>>>>>

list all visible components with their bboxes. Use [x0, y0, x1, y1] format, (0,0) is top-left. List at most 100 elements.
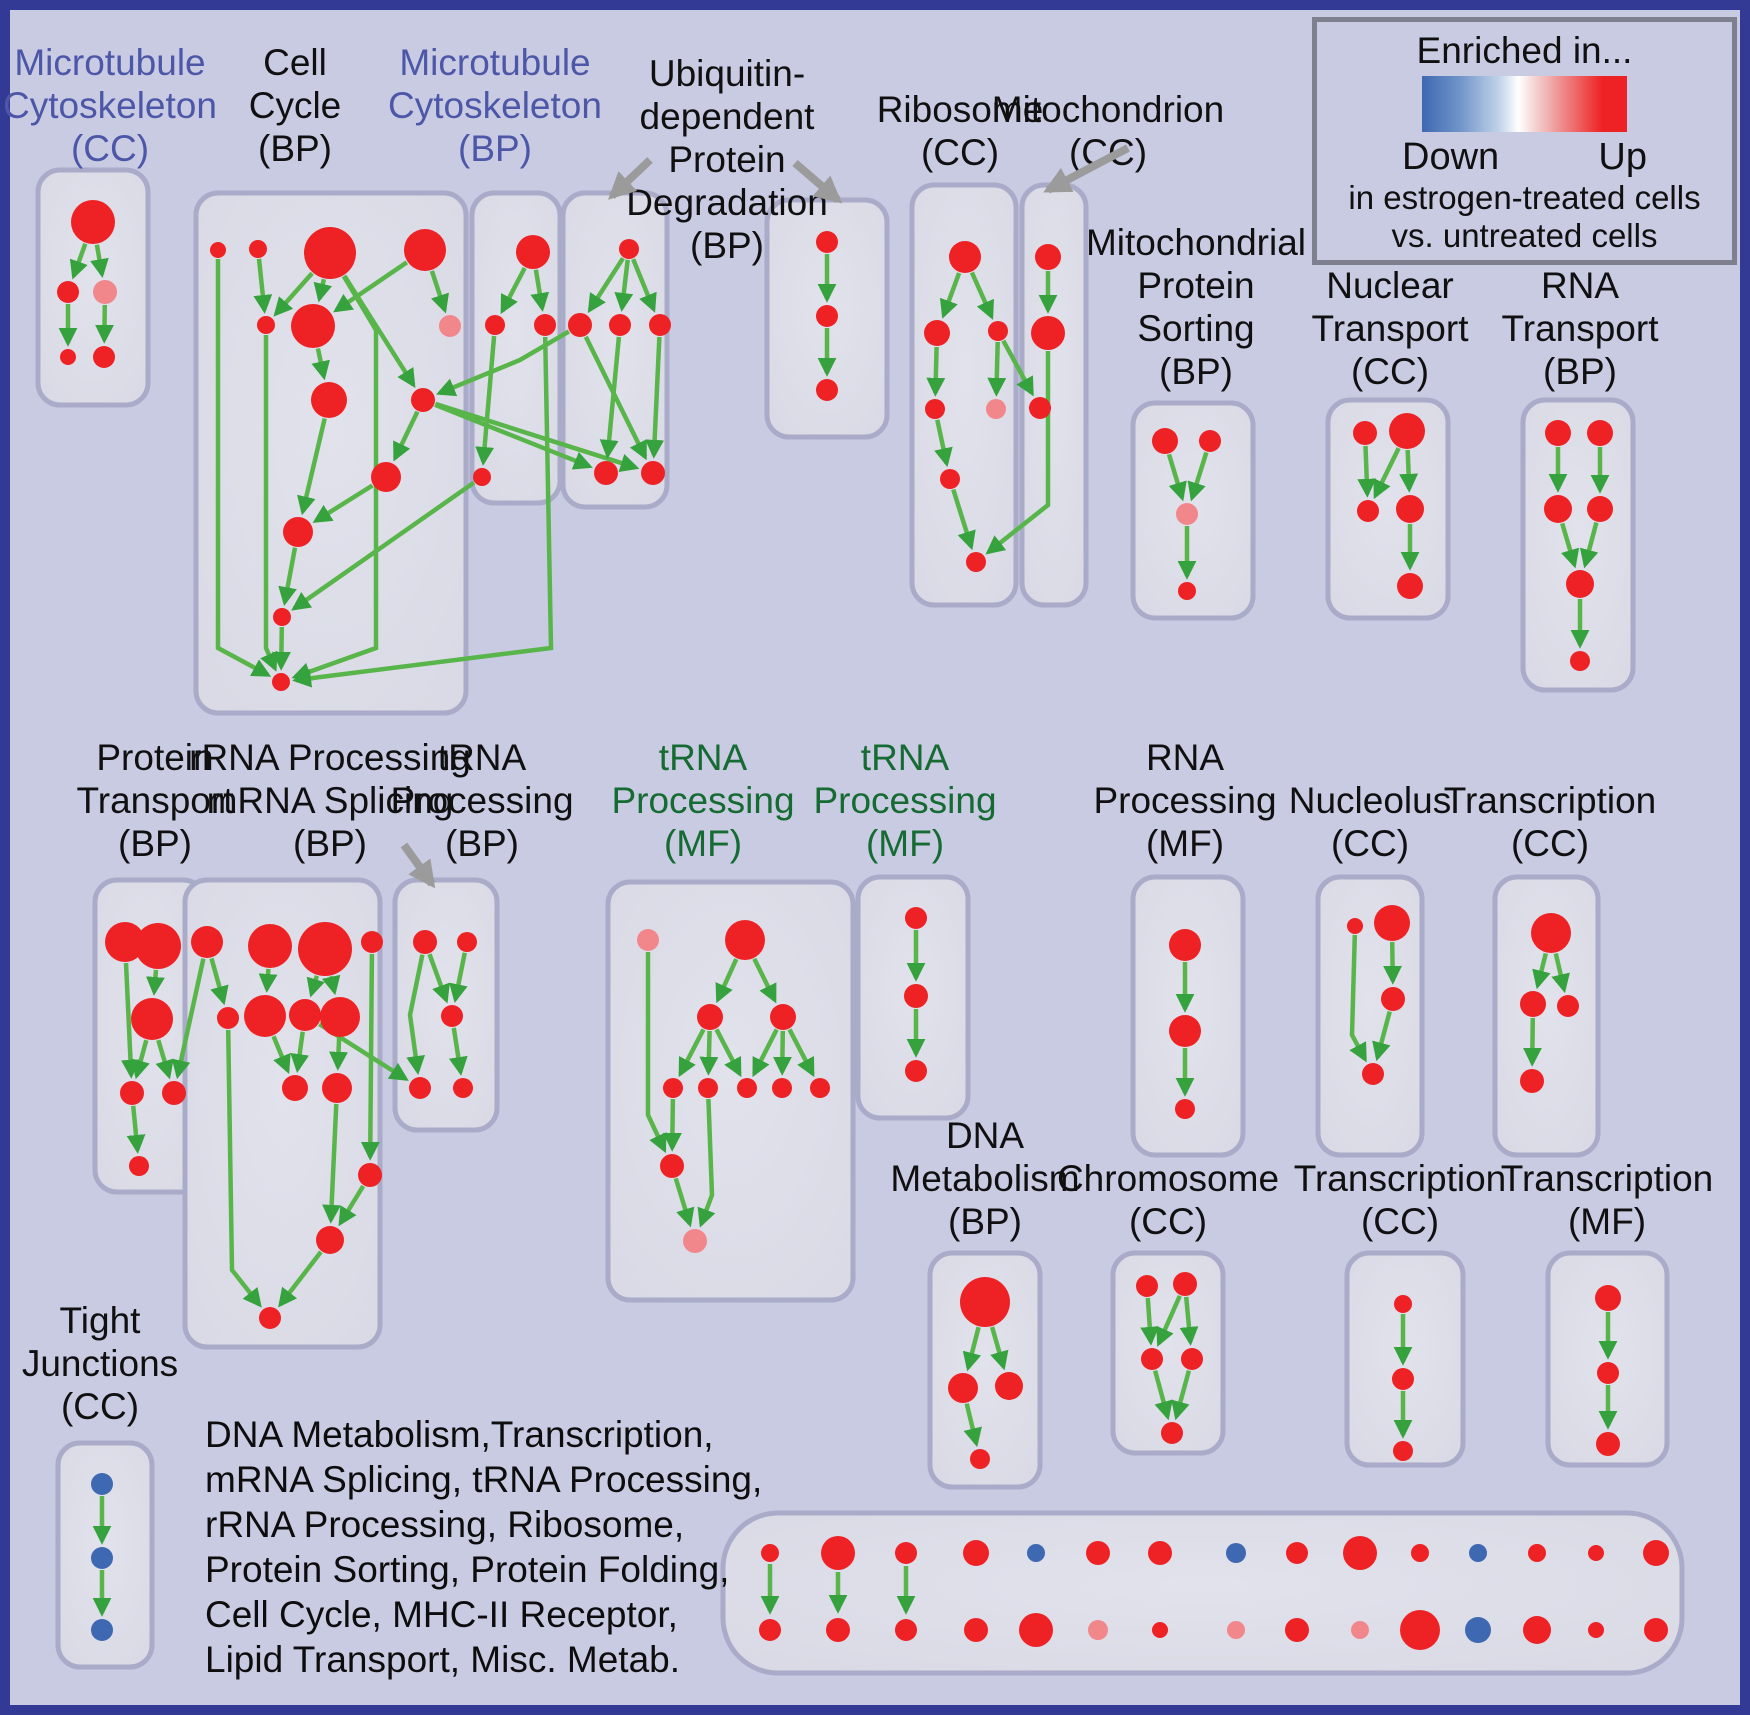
- edge-u0-u1b: [614, 259, 634, 312]
- legend-subtitle-line1: in estrogen-treated cells: [1348, 179, 1701, 216]
- dots-top-node-8: [1286, 1542, 1308, 1564]
- edge-pD-pF: [126, 1105, 146, 1154]
- go-term-node-nt3: [1396, 495, 1424, 523]
- svg-text:RNA: RNA: [1541, 265, 1619, 306]
- edge-g3-g8: [787, 1028, 815, 1078]
- legend-box: Enriched in... Down Up in estrogen-treat…: [1312, 17, 1737, 265]
- go-term-node-mc2: [57, 281, 79, 303]
- dots-bottom-node-1: [826, 1618, 850, 1642]
- svg-text:tRNA: tRNA: [438, 737, 527, 778]
- go-term-node-mc3: [93, 280, 117, 304]
- legend-title: Enriched in...: [1416, 30, 1633, 71]
- label-mitochondrion: Mitochondrion(CC): [992, 89, 1224, 173]
- go-term-node-rb5: [940, 469, 960, 489]
- edge-n1-n2: [1383, 941, 1403, 985]
- go-term-node-ch0: [1136, 1275, 1158, 1297]
- dots-bottom-node-7: [1227, 1621, 1245, 1639]
- cluster-box-transcription-cc-mid: [1492, 874, 1601, 1158]
- svg-text:Cell: Cell: [263, 42, 327, 83]
- go-term-node-y2: [1393, 1441, 1413, 1461]
- svg-text:dependent: dependent: [640, 96, 816, 137]
- svg-text:Chromosome: Chromosome: [1057, 1158, 1279, 1199]
- edge-g0-g9: [645, 952, 667, 1154]
- dots-top-node-13: [1588, 1545, 1604, 1561]
- misc-line: mRNA Splicing, tRNA Processing,: [205, 1459, 763, 1500]
- edge-mc1-mc2: [69, 242, 88, 280]
- svg-text:Protein: Protein: [96, 737, 213, 778]
- svg-text:Mitochondrial: Mitochondrial: [1086, 222, 1306, 263]
- svg-text:(BP): (BP): [948, 1201, 1022, 1242]
- go-term-node-ps0: [1152, 428, 1178, 454]
- dots-bottom-node-2: [895, 1619, 917, 1641]
- dots-top-node-2: [895, 1542, 917, 1564]
- edge-ch2-ch4: [1152, 1370, 1173, 1421]
- go-term-node-pD: [120, 1081, 144, 1105]
- go-term-node-z2: [1596, 1432, 1620, 1456]
- svg-text:Protein: Protein: [1137, 265, 1254, 306]
- cluster-box-ribosome: [909, 182, 1019, 608]
- cluster-box-nucleolus: [1315, 874, 1425, 1158]
- label-transcription-mf: Transcription(MF): [1501, 1158, 1713, 1242]
- go-term-node-nt1: [1389, 413, 1425, 449]
- svg-text:Cytoskeleton: Cytoskeleton: [3, 85, 217, 126]
- dots-top-node-4: [1027, 1544, 1045, 1562]
- edge-R2-S2: [306, 975, 325, 998]
- go-term-node-u1b: [609, 314, 631, 336]
- svg-text:Nucleolus: Nucleolus: [1289, 780, 1451, 821]
- dots-top-node-11: [1469, 1544, 1487, 1562]
- edge-cc5-cc7: [311, 348, 330, 381]
- go-term-node-cc2: [304, 227, 356, 279]
- svg-text:Ubiquitin-: Ubiquitin-: [649, 53, 805, 94]
- edge-g3-g7: [772, 1030, 792, 1076]
- svg-text:Nuclear: Nuclear: [1326, 265, 1454, 306]
- go-term-node-hub: [411, 388, 435, 412]
- cluster-box-trna-mf-1: [605, 879, 856, 1303]
- go-term-node-g10: [683, 1229, 707, 1253]
- go-term-node-v1: [816, 305, 838, 327]
- go-term-node-u1: [568, 313, 592, 337]
- svg-text:Transport: Transport: [77, 780, 235, 821]
- edge-t2-t4: [448, 1027, 468, 1076]
- edge-m0-m2: [530, 269, 550, 312]
- go-term-node-S2: [289, 999, 321, 1031]
- edge-S2-T0: [290, 1031, 310, 1073]
- go-term-node-n1: [1374, 905, 1410, 941]
- svg-text:Transport: Transport: [1312, 308, 1470, 349]
- edge-cc3-cc5: [333, 260, 409, 313]
- go-term-node-S0: [217, 1007, 239, 1029]
- go-term-node-g0: [637, 929, 659, 951]
- go-term-node-t4: [453, 1078, 473, 1098]
- edge-cc4-cc11: [260, 335, 278, 672]
- go-term-node-h2: [905, 1060, 927, 1082]
- go-term-node-u2: [649, 314, 671, 336]
- svg-text:Cytoskeleton: Cytoskeleton: [388, 85, 602, 126]
- edge-cc2-cc4: [273, 271, 314, 317]
- go-term-node-rt3: [1587, 496, 1613, 522]
- go-term-node-q2: [1175, 1099, 1195, 1119]
- svg-text:Degradation: Degradation: [626, 182, 828, 223]
- svg-text:(BP): (BP): [293, 823, 367, 864]
- go-term-node-nt4: [1397, 573, 1423, 599]
- go-term-node-cc6: [439, 315, 461, 337]
- go-term-node-g7: [772, 1078, 792, 1098]
- edge-ch1-ch3: [1179, 1296, 1199, 1346]
- dots-bottom-node-13: [1588, 1622, 1604, 1638]
- edge-rb2-rb4: [987, 341, 1007, 397]
- edge-dm0-dm1: [962, 1326, 982, 1372]
- edge-rt3-rt4: [1579, 521, 1599, 569]
- edge-g3-g6: [752, 1028, 779, 1078]
- dots-bottom-node-8: [1285, 1618, 1309, 1642]
- svg-text:(BP): (BP): [458, 128, 532, 169]
- edge-x0-x1: [1532, 952, 1551, 990]
- svg-text:(MF): (MF): [866, 823, 944, 864]
- go-term-node-ch1: [1173, 1272, 1197, 1296]
- edge-u1-u4: [583, 335, 648, 461]
- svg-text:(CC): (CC): [1351, 351, 1429, 392]
- svg-text:RNA: RNA: [1146, 737, 1224, 778]
- svg-text:(MF): (MF): [1568, 1201, 1646, 1242]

<<<<<

GOAL OF THE EXERCISE –
Please return each line of the data above in which the word "dots" occurs.

FINAL ANSWER –
- dots-top-node-8: [1286, 1542, 1308, 1564]
- dots-bottom-node-1: [826, 1618, 850, 1642]
- dots-bottom-node-7: [1227, 1621, 1245, 1639]
- dots-top-node-13: [1588, 1545, 1604, 1561]
- dots-bottom-node-2: [895, 1619, 917, 1641]
- dots-top-node-2: [895, 1542, 917, 1564]
- dots-top-node-4: [1027, 1544, 1045, 1562]
- dots-top-node-11: [1469, 1544, 1487, 1562]
- dots-bottom-node-13: [1588, 1622, 1604, 1638]
- dots-bottom-node-8: [1285, 1618, 1309, 1642]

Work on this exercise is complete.